**Stored records**

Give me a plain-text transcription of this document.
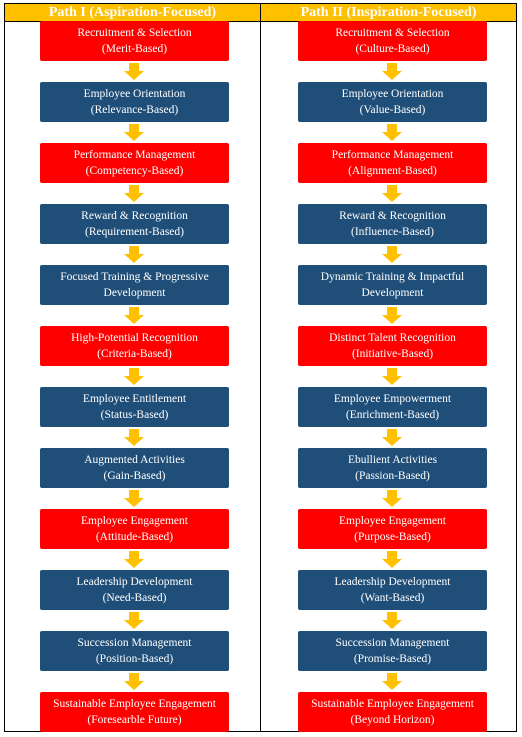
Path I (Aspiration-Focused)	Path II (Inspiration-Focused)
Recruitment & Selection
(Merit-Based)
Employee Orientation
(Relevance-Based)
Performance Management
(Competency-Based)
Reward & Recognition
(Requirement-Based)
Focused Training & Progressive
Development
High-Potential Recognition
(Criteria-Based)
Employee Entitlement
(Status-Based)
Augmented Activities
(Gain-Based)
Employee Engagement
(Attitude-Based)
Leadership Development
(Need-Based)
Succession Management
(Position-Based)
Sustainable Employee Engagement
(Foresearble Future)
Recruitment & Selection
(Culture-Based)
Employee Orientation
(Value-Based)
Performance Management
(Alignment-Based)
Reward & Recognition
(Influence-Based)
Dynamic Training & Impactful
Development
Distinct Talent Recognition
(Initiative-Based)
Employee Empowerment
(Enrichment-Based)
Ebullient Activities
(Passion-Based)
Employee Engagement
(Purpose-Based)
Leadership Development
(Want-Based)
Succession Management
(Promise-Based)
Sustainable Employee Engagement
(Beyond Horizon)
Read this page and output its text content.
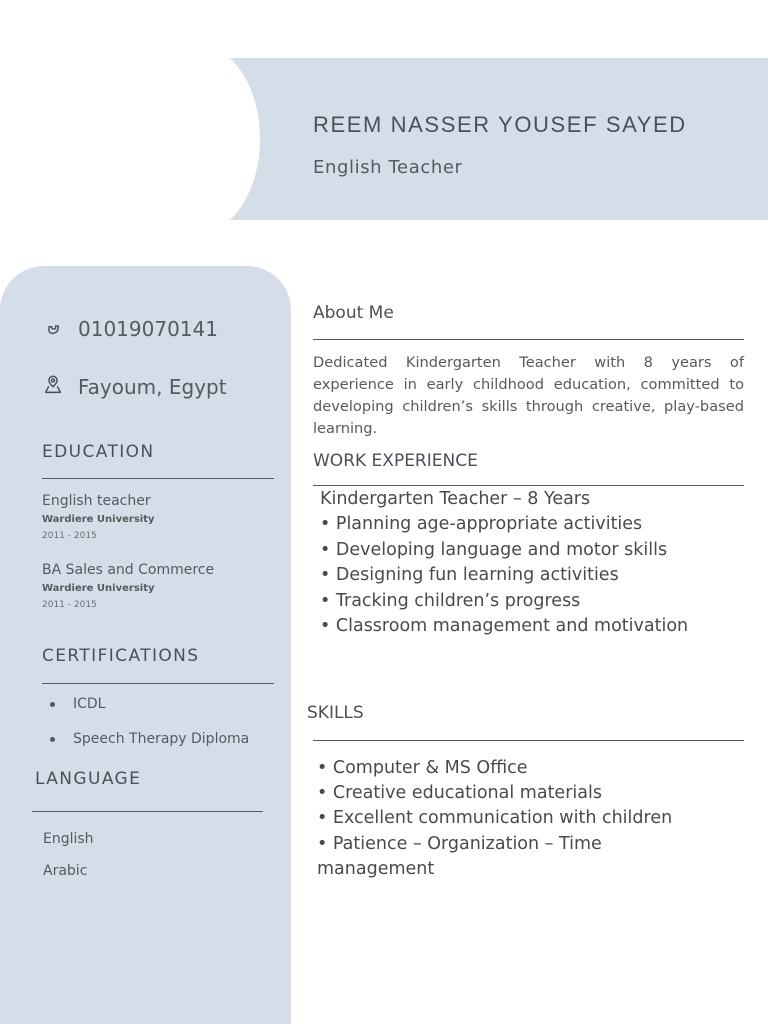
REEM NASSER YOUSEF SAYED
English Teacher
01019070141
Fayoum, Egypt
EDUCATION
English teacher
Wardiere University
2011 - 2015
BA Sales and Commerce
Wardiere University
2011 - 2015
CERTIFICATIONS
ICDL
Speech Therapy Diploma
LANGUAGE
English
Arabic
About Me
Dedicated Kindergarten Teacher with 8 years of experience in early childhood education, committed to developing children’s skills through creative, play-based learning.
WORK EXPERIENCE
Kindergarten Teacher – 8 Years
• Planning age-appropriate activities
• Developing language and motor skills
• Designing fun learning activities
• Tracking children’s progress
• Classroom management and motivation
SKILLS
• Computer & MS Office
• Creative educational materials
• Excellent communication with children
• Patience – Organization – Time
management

**WHAT YOU HAVE TO DO**
Can the lines from the one with "Read this page and output its text content." to the end of the records above be quoted exactly, both ends included, with every picture omitted?

**FINISHED TASK**
Read this page and output its text content.
REEM NASSER YOUSEF SAYED
English Teacher
01019070141
Fayoum, Egypt
EDUCATION
English teacher
Wardiere University
2011 - 2015
BA Sales and Commerce
Wardiere University
2011 - 2015
CERTIFICATIONS
ICDL
Speech Therapy Diploma
LANGUAGE
English
Arabic
About Me
Dedicated Kindergarten Teacher with 8 years of experience in early childhood education, committed to developing children’s skills through creative, play-based learning.
WORK EXPERIENCE
Kindergarten Teacher – 8 Years
• Planning age-appropriate activities
• Developing language and motor skills
• Designing fun learning activities
• Tracking children’s progress
• Classroom management and motivation
SKILLS
• Computer & MS Office
• Creative educational materials
• Excellent communication with children
• Patience – Organization – Time
management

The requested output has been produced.